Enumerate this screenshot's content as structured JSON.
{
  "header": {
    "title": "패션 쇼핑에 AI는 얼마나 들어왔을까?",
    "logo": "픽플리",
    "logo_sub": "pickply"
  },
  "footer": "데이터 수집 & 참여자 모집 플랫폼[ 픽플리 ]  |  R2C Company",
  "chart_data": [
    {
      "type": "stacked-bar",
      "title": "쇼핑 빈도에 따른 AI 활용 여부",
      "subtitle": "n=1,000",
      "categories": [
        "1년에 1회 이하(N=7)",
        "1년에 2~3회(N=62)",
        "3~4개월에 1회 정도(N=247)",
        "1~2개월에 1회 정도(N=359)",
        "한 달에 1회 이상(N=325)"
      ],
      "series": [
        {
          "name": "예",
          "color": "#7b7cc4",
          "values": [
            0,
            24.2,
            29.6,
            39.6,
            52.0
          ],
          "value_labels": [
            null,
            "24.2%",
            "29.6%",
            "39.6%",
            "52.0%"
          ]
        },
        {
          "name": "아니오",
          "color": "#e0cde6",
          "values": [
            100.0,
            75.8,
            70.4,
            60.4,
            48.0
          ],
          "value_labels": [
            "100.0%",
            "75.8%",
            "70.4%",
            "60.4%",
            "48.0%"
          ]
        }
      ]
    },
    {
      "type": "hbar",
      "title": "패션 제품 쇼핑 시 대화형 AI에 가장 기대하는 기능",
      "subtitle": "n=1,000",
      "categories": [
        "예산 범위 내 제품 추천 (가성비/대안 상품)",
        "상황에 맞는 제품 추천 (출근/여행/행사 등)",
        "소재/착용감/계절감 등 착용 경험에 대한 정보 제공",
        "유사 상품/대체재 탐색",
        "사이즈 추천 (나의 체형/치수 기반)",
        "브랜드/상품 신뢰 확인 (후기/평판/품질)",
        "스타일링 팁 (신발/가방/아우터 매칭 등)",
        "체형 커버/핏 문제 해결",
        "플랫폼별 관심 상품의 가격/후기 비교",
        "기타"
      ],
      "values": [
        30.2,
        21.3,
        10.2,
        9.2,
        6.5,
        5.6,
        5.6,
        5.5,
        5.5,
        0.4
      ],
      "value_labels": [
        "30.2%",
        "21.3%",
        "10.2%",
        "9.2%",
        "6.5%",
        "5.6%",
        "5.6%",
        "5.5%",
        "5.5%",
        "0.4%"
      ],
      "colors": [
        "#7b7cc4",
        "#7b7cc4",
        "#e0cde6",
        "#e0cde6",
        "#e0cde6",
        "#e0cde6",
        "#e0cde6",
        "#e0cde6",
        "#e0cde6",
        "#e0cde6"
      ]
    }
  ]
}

• _AIM OF THE EXERCISE_: Write out all the data again, exactly as it appears.

• _EXERCISE OUTPUT_:
Enumerate this screenshot's content as structured JSON.
{
  "header": {
    "title": "패션 쇼핑에 AI는 얼마나 들어왔을까?",
    "logo": "픽플리",
    "logo_sub": "pickply"
  },
  "footer": "데이터 수집 & 참여자 모집 플랫폼[ 픽플리 ]  |  R2C Company",
  "chart_data": [
    {
      "type": "stacked-bar",
      "title": "쇼핑 빈도에 따른 AI 활용 여부",
      "subtitle": "n=1,000",
      "categories": [
        "1년에 1회 이하(N=7)",
        "1년에 2~3회(N=62)",
        "3~4개월에 1회 정도(N=247)",
        "1~2개월에 1회 정도(N=359)",
        "한 달에 1회 이상(N=325)"
      ],
      "series": [
        {
          "name": "예",
          "color": "#7b7cc4",
          "values": [
            0,
            24.2,
            29.6,
            39.6,
            52.0
          ],
          "value_labels": [
            null,
            "24.2%",
            "29.6%",
            "39.6%",
            "52.0%"
          ]
        },
        {
          "name": "아니오",
          "color": "#e0cde6",
          "values": [
            100.0,
            75.8,
            70.4,
            60.4,
            48.0
          ],
          "value_labels": [
            "100.0%",
            "75.8%",
            "70.4%",
            "60.4%",
            "48.0%"
          ]
        }
      ]
    },
    {
      "type": "hbar",
      "title": "패션 제품 쇼핑 시 대화형 AI에 가장 기대하는 기능",
      "subtitle": "n=1,000",
      "categories": [
        "예산 범위 내 제품 추천 (가성비/대안 상품)",
        "상황에 맞는 제품 추천 (출근/여행/행사 등)",
        "소재/착용감/계절감 등 착용 경험에 대한 정보 제공",
        "유사 상품/대체재 탐색",
        "사이즈 추천 (나의 체형/치수 기반)",
        "브랜드/상품 신뢰 확인 (후기/평판/품질)",
        "스타일링 팁 (신발/가방/아우터 매칭 등)",
        "체형 커버/핏 문제 해결",
        "플랫폼별 관심 상품의 가격/후기 비교",
        "기타"
      ],
      "values": [
        30.2,
        21.3,
        10.2,
        9.2,
        6.5,
        5.6,
        5.6,
        5.5,
        5.5,
        0.4
      ],
      "value_labels": [
        "30.2%",
        "21.3%",
        "10.2%",
        "9.2%",
        "6.5%",
        "5.6%",
        "5.6%",
        "5.5%",
        "5.5%",
        "0.4%"
      ],
      "colors": [
        "#7b7cc4",
        "#7b7cc4",
        "#e0cde6",
        "#e0cde6",
        "#e0cde6",
        "#e0cde6",
        "#e0cde6",
        "#e0cde6",
        "#e0cde6",
        "#e0cde6"
      ]
    }
  ]
}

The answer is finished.